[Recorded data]
__________

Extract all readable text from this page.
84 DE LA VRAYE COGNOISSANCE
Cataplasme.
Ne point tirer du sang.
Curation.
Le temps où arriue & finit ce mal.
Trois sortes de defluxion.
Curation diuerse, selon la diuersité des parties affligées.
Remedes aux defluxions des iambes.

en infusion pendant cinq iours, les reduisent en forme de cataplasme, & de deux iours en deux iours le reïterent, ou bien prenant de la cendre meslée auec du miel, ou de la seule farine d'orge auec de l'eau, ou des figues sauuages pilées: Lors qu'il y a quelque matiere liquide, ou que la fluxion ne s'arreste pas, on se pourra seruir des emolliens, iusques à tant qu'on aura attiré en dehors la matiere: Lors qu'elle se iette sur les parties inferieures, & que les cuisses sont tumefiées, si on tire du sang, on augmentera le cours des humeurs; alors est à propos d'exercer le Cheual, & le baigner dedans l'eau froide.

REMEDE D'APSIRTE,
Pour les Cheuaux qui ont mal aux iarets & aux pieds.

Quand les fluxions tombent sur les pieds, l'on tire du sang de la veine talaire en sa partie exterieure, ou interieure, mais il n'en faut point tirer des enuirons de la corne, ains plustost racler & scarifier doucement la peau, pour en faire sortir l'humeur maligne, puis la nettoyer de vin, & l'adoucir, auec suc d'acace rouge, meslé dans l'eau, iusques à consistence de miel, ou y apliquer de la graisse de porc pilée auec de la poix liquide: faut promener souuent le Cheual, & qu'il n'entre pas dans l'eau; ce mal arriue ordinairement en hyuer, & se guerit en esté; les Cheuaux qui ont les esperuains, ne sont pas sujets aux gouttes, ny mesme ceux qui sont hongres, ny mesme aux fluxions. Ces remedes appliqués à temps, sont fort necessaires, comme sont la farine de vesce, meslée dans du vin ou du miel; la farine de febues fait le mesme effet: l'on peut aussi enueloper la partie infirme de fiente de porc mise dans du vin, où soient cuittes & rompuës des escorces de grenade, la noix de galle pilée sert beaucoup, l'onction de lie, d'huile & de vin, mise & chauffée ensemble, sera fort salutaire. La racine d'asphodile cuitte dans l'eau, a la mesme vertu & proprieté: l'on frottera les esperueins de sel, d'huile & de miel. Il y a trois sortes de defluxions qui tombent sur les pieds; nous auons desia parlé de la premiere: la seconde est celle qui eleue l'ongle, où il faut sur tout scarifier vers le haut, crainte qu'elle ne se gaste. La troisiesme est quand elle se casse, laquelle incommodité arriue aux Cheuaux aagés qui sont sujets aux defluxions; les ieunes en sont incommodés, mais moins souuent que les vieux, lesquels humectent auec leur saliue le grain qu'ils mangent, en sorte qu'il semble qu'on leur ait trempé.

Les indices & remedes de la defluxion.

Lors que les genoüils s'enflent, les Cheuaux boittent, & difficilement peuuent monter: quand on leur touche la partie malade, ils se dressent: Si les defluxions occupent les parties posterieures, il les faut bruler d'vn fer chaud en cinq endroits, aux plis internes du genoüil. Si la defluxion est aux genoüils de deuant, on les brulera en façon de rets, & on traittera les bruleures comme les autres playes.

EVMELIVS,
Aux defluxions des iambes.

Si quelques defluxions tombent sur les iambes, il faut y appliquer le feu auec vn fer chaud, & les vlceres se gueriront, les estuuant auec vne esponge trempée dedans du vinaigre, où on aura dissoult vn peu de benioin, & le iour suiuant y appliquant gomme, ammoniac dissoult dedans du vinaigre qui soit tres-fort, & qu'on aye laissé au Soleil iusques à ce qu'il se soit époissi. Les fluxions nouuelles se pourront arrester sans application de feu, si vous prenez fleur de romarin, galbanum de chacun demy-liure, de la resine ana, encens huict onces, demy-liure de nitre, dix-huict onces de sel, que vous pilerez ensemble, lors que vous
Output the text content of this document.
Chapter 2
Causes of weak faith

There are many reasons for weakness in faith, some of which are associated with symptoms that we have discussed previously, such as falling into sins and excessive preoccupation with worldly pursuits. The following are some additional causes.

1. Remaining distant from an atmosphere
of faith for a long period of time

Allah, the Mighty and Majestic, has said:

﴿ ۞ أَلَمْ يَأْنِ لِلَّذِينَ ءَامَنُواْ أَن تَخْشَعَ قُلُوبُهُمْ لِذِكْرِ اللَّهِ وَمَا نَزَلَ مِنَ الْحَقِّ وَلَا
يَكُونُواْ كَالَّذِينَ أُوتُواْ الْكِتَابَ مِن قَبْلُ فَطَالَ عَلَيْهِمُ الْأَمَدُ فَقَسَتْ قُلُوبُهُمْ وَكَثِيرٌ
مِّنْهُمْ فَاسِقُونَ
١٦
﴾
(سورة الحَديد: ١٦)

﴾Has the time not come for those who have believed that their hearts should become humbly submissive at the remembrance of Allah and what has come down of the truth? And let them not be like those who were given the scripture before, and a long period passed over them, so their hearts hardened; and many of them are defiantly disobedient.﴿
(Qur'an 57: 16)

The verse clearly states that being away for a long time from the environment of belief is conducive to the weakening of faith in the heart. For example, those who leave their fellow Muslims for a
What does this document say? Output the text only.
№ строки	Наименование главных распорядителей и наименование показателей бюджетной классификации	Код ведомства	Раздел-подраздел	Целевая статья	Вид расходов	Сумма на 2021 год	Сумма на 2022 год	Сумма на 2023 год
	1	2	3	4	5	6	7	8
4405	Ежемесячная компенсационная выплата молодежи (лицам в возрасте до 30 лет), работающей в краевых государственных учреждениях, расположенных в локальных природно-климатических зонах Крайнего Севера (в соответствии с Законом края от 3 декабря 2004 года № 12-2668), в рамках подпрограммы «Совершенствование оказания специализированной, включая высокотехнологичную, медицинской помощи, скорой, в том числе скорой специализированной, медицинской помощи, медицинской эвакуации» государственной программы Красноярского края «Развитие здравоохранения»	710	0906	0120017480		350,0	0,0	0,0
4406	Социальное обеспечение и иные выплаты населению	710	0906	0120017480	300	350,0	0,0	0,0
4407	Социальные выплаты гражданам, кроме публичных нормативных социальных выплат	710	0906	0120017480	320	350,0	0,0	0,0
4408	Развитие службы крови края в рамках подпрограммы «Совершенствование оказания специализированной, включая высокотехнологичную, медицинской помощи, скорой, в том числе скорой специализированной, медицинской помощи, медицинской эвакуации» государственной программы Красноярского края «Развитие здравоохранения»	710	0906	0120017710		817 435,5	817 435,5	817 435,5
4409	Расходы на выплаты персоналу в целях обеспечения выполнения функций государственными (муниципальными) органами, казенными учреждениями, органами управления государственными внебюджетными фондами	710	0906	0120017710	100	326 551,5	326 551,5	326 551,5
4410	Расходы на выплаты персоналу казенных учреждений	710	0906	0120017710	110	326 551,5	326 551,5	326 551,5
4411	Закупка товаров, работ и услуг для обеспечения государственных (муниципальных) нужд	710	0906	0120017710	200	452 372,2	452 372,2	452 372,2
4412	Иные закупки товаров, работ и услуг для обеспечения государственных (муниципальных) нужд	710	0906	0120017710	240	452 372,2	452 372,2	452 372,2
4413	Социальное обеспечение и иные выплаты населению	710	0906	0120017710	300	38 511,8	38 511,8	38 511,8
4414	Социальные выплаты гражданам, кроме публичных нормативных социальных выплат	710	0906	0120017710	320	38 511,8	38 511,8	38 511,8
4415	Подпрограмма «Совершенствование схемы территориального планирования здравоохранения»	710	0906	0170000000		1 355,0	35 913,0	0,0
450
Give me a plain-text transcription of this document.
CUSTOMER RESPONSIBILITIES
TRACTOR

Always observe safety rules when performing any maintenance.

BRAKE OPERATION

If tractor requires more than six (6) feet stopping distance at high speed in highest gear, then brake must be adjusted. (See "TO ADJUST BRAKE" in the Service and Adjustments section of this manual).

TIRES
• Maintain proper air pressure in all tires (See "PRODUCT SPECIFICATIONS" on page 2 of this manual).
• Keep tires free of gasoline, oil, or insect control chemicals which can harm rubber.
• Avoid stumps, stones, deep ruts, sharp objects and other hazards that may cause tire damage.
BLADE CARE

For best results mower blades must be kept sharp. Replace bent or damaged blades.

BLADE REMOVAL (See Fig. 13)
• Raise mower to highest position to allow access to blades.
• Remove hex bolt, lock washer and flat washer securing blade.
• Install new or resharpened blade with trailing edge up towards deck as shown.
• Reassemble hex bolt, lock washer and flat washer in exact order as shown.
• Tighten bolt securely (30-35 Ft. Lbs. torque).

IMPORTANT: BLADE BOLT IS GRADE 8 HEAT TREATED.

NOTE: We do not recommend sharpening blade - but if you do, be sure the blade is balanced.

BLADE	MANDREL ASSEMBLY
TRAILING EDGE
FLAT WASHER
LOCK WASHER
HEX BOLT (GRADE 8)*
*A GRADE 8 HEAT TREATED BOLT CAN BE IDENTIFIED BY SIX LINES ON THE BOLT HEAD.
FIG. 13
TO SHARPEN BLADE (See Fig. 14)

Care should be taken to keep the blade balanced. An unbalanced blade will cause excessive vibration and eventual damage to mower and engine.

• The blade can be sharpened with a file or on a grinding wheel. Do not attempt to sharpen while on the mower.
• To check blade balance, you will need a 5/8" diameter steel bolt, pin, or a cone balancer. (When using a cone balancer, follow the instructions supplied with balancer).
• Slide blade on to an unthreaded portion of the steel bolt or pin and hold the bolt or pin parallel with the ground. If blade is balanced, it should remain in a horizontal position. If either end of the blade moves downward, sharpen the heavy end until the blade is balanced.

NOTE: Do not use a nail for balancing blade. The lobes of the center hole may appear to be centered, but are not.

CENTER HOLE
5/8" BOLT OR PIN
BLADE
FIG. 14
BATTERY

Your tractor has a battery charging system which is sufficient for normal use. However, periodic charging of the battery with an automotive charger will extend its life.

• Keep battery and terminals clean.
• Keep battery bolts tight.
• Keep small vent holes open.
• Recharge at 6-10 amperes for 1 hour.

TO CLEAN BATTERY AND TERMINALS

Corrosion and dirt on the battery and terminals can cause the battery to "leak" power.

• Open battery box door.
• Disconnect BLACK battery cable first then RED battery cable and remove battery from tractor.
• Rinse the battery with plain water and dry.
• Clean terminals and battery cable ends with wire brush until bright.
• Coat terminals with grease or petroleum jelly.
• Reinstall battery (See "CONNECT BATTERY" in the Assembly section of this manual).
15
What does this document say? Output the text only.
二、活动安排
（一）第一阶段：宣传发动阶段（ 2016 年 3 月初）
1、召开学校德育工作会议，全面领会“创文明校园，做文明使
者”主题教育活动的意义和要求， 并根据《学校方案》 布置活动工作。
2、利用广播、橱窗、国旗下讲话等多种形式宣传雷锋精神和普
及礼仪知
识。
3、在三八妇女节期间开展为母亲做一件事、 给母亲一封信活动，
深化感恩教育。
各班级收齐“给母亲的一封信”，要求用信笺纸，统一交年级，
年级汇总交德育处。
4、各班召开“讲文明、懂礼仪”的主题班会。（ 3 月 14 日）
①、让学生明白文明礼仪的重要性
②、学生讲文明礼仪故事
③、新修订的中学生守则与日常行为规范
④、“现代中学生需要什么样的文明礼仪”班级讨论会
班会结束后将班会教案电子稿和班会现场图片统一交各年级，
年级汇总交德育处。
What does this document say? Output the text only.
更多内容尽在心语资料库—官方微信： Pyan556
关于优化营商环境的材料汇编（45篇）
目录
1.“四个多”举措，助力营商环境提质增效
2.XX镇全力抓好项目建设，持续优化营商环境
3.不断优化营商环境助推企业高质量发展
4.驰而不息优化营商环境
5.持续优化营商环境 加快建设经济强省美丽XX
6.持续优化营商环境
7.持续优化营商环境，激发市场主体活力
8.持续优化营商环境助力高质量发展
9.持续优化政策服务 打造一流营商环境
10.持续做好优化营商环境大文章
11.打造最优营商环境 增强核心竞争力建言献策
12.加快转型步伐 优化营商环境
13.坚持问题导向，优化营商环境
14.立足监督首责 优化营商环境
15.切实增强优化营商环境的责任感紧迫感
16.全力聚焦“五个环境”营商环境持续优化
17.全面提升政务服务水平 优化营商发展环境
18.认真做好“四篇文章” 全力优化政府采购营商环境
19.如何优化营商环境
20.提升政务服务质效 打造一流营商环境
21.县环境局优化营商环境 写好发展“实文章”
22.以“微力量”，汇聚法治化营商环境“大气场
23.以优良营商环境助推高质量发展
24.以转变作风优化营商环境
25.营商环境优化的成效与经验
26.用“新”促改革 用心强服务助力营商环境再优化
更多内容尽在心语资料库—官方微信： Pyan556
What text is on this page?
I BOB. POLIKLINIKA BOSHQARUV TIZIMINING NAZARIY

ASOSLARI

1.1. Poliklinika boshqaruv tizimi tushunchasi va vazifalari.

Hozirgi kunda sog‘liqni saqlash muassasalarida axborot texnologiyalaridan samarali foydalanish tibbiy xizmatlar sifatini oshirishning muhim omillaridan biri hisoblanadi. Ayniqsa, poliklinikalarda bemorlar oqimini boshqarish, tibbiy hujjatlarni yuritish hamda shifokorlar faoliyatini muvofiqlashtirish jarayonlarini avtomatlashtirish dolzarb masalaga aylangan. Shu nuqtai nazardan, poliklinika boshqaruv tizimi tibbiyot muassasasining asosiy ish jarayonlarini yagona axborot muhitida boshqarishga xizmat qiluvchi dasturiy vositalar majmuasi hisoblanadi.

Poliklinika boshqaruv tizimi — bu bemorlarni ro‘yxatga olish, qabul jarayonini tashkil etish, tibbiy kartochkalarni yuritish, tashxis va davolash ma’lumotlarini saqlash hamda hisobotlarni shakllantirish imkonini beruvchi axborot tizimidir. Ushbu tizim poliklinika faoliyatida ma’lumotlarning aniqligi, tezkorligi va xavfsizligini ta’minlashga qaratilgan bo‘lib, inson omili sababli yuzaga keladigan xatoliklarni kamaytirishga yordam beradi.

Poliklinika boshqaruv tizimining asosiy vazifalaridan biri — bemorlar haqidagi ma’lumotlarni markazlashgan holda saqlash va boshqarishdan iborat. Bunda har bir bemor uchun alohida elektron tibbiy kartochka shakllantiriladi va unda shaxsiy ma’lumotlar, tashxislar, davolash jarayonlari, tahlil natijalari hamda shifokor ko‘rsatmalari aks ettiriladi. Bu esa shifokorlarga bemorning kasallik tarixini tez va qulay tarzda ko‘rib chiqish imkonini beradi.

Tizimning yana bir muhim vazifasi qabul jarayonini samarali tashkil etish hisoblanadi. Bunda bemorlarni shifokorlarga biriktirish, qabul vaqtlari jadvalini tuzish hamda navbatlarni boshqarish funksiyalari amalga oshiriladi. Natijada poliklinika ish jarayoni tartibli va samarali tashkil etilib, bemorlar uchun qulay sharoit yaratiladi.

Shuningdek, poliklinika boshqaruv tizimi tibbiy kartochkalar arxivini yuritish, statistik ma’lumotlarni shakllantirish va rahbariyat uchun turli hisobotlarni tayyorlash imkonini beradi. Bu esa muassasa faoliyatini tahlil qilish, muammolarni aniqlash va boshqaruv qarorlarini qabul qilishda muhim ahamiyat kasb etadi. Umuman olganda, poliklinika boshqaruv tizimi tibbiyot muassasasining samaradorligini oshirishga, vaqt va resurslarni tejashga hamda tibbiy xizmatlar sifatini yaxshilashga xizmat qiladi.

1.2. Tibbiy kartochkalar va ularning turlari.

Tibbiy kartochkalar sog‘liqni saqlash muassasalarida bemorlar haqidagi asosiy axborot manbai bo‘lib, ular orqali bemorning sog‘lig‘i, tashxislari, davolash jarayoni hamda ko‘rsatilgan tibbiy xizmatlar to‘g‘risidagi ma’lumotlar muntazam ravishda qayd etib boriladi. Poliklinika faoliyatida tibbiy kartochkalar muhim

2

__________

| Your objective |
The answer is a single number: how many lines include the word "aura"?

| Exercise answer |
2